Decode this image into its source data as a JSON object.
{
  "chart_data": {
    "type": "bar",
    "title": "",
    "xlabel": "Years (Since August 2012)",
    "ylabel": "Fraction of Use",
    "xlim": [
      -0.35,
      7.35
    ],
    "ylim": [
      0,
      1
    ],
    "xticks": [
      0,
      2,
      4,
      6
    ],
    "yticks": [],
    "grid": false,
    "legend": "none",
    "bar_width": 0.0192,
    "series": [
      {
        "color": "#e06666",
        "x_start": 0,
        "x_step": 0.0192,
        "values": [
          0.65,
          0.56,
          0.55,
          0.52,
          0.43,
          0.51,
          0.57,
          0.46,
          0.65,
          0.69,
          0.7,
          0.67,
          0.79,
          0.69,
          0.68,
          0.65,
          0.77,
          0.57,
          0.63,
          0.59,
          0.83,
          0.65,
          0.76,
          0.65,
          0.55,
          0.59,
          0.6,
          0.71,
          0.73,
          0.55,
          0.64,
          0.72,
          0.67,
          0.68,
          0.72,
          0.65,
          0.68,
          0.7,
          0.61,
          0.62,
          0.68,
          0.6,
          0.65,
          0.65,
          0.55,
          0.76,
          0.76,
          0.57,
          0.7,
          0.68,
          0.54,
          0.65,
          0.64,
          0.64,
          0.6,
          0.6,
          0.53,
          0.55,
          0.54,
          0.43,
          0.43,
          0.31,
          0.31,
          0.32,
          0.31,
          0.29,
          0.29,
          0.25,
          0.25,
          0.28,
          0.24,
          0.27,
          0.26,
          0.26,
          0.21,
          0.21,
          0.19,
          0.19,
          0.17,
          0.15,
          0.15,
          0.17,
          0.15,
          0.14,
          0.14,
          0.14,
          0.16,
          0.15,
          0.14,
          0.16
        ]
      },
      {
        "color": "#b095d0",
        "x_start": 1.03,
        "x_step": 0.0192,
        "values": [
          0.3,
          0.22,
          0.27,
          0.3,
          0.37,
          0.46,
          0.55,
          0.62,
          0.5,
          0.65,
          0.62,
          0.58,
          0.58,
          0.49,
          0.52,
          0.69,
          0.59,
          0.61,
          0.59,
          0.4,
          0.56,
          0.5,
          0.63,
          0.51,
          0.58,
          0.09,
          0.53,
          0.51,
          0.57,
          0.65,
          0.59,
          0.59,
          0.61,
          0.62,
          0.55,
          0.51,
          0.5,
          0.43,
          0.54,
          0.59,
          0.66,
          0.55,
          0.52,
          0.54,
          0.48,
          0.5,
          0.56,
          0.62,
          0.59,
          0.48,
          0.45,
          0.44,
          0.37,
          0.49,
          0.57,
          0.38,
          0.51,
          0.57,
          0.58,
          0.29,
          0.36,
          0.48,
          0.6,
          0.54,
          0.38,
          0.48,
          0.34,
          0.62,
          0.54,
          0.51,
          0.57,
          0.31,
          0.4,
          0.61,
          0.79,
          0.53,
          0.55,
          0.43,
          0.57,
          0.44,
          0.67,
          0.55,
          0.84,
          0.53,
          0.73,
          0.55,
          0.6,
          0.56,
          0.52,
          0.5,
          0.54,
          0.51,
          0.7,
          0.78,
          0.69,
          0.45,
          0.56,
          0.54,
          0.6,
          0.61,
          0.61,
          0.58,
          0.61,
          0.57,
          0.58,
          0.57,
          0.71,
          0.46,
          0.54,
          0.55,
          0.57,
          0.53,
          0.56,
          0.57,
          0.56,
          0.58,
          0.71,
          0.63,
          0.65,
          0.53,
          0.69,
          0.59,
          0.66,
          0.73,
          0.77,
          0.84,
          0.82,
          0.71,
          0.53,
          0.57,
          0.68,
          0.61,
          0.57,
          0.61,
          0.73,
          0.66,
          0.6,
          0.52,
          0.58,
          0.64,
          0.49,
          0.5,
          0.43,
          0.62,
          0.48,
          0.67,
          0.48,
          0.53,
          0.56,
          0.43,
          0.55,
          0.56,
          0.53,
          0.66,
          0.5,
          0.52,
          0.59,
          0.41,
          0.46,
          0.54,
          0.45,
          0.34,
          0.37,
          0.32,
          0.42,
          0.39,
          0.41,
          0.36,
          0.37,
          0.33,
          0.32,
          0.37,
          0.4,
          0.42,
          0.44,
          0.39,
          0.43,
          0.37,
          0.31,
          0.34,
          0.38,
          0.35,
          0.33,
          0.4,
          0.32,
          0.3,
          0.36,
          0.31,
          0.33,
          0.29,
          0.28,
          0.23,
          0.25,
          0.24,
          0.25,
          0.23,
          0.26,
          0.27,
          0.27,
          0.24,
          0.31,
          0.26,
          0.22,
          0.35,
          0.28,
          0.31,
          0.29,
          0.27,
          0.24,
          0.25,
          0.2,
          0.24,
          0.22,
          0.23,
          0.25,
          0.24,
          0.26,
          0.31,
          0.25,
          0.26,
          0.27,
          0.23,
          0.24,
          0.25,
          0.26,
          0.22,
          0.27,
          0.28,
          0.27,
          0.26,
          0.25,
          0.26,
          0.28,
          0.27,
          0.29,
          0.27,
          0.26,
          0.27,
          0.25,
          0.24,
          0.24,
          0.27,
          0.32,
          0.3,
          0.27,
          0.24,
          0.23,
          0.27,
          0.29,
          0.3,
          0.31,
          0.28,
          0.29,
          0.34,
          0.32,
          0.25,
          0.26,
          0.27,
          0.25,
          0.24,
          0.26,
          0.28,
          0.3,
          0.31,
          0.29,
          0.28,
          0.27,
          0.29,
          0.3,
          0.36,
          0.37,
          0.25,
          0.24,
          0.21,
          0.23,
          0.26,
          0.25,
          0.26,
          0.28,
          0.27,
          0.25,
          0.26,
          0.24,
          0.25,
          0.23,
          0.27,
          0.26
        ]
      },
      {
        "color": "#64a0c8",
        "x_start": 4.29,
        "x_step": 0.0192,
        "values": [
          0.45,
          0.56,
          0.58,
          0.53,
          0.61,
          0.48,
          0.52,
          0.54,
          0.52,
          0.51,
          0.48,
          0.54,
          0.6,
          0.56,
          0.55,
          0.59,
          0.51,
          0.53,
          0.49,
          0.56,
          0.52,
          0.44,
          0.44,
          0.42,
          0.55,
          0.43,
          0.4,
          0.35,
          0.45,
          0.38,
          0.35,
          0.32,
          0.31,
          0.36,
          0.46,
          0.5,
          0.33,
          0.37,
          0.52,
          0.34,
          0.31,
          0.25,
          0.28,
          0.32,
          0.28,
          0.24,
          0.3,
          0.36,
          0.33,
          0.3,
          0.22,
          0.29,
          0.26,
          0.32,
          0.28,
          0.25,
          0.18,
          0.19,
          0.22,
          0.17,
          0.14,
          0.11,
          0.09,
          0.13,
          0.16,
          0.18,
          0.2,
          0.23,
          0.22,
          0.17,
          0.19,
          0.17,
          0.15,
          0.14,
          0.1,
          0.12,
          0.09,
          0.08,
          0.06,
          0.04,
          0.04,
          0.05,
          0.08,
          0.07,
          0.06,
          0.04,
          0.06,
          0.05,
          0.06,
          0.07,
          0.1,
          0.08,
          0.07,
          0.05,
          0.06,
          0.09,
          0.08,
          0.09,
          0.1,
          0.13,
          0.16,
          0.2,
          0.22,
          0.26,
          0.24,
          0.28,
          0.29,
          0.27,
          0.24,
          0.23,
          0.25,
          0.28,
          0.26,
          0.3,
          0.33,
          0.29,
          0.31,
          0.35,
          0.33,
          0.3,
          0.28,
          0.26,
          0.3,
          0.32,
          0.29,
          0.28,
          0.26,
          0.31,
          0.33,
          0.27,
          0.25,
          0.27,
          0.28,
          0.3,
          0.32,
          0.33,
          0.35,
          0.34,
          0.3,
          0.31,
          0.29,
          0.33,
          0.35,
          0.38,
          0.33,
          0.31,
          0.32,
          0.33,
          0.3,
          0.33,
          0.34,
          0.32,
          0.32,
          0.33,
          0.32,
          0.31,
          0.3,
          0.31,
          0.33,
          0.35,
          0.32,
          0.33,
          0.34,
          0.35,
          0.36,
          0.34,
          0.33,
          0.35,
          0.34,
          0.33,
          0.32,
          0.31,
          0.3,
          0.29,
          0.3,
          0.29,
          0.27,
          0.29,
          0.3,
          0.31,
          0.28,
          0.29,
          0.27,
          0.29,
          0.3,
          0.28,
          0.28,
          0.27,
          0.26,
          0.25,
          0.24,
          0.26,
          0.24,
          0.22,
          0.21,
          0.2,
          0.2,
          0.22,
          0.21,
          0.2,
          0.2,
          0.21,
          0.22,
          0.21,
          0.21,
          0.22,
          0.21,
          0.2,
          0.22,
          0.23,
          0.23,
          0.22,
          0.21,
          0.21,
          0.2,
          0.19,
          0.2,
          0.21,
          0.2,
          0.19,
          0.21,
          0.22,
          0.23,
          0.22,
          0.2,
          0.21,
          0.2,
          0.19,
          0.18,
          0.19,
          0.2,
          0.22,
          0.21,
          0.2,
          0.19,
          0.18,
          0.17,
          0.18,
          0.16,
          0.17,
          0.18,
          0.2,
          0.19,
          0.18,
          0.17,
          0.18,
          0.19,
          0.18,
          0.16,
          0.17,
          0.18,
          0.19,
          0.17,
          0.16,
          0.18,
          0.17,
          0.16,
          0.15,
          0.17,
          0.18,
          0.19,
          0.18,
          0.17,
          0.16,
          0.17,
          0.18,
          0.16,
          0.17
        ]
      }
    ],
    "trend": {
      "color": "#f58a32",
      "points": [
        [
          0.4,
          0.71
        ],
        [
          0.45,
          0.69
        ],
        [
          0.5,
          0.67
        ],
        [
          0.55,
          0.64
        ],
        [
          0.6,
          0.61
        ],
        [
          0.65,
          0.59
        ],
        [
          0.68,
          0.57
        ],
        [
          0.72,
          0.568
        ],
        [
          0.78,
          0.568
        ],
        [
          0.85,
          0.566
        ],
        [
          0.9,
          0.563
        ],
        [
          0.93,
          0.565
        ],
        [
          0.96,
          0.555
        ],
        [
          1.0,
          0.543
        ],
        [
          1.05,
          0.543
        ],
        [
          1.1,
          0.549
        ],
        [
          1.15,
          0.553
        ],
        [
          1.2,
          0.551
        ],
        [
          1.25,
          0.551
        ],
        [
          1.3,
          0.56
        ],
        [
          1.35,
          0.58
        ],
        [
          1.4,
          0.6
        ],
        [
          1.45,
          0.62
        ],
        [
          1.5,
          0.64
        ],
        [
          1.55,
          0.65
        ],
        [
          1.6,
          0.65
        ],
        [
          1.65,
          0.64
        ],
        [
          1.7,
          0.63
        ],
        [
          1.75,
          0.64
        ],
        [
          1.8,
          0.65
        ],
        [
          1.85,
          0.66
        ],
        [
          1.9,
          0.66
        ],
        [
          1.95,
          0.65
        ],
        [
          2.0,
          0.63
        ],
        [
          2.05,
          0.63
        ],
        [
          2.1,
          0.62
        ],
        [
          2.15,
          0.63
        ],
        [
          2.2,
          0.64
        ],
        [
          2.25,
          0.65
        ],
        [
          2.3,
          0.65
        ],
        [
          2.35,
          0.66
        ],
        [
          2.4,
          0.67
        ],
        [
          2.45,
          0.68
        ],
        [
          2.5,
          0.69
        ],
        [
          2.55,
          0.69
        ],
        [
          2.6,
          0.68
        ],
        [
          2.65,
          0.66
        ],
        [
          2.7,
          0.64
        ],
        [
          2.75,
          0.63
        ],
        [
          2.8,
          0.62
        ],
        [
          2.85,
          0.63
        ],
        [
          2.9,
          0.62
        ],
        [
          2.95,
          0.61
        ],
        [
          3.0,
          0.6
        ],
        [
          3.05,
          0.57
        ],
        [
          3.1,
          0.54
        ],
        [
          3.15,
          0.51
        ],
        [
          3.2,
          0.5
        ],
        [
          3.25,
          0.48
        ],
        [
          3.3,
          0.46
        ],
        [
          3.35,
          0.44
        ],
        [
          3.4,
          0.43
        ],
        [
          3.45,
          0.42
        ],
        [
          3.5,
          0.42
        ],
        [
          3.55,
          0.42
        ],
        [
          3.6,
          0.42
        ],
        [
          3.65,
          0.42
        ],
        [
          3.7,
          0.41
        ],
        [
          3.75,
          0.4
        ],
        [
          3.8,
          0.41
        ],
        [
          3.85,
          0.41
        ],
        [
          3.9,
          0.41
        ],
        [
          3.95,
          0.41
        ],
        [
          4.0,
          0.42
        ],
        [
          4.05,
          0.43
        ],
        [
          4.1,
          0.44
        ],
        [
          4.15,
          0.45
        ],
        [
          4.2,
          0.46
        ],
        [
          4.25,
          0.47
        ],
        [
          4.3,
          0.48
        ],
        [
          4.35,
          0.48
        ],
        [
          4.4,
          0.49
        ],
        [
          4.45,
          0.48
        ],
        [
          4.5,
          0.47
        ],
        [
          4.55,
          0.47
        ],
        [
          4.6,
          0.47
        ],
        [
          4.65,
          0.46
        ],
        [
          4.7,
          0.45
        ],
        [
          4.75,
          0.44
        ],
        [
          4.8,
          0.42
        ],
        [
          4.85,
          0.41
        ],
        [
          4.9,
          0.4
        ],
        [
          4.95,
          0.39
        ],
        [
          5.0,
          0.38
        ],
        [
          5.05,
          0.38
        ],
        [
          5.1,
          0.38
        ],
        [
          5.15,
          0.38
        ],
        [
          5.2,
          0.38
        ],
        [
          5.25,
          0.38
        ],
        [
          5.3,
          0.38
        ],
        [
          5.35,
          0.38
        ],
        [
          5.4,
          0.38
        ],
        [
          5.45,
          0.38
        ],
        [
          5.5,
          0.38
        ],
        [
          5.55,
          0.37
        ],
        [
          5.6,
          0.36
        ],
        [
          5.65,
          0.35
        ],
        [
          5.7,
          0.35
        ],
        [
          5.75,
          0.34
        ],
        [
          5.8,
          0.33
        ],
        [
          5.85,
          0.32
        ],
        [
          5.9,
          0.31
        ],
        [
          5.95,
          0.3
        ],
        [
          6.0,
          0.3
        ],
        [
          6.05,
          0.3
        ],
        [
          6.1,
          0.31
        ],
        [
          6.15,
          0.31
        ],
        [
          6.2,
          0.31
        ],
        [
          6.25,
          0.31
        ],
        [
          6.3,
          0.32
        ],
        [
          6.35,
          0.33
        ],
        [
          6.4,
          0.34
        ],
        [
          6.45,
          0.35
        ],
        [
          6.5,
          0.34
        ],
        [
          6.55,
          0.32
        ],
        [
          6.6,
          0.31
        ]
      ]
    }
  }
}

◇ ◇ ◇ ◇ ◇

# Requirement
Within the data above, pick out all lines holding the word "color".

# Final result
        "color": "#e06666",
        "color": "#b095d0",
        "color": "#64a0c8",
      "color": "#f58a32",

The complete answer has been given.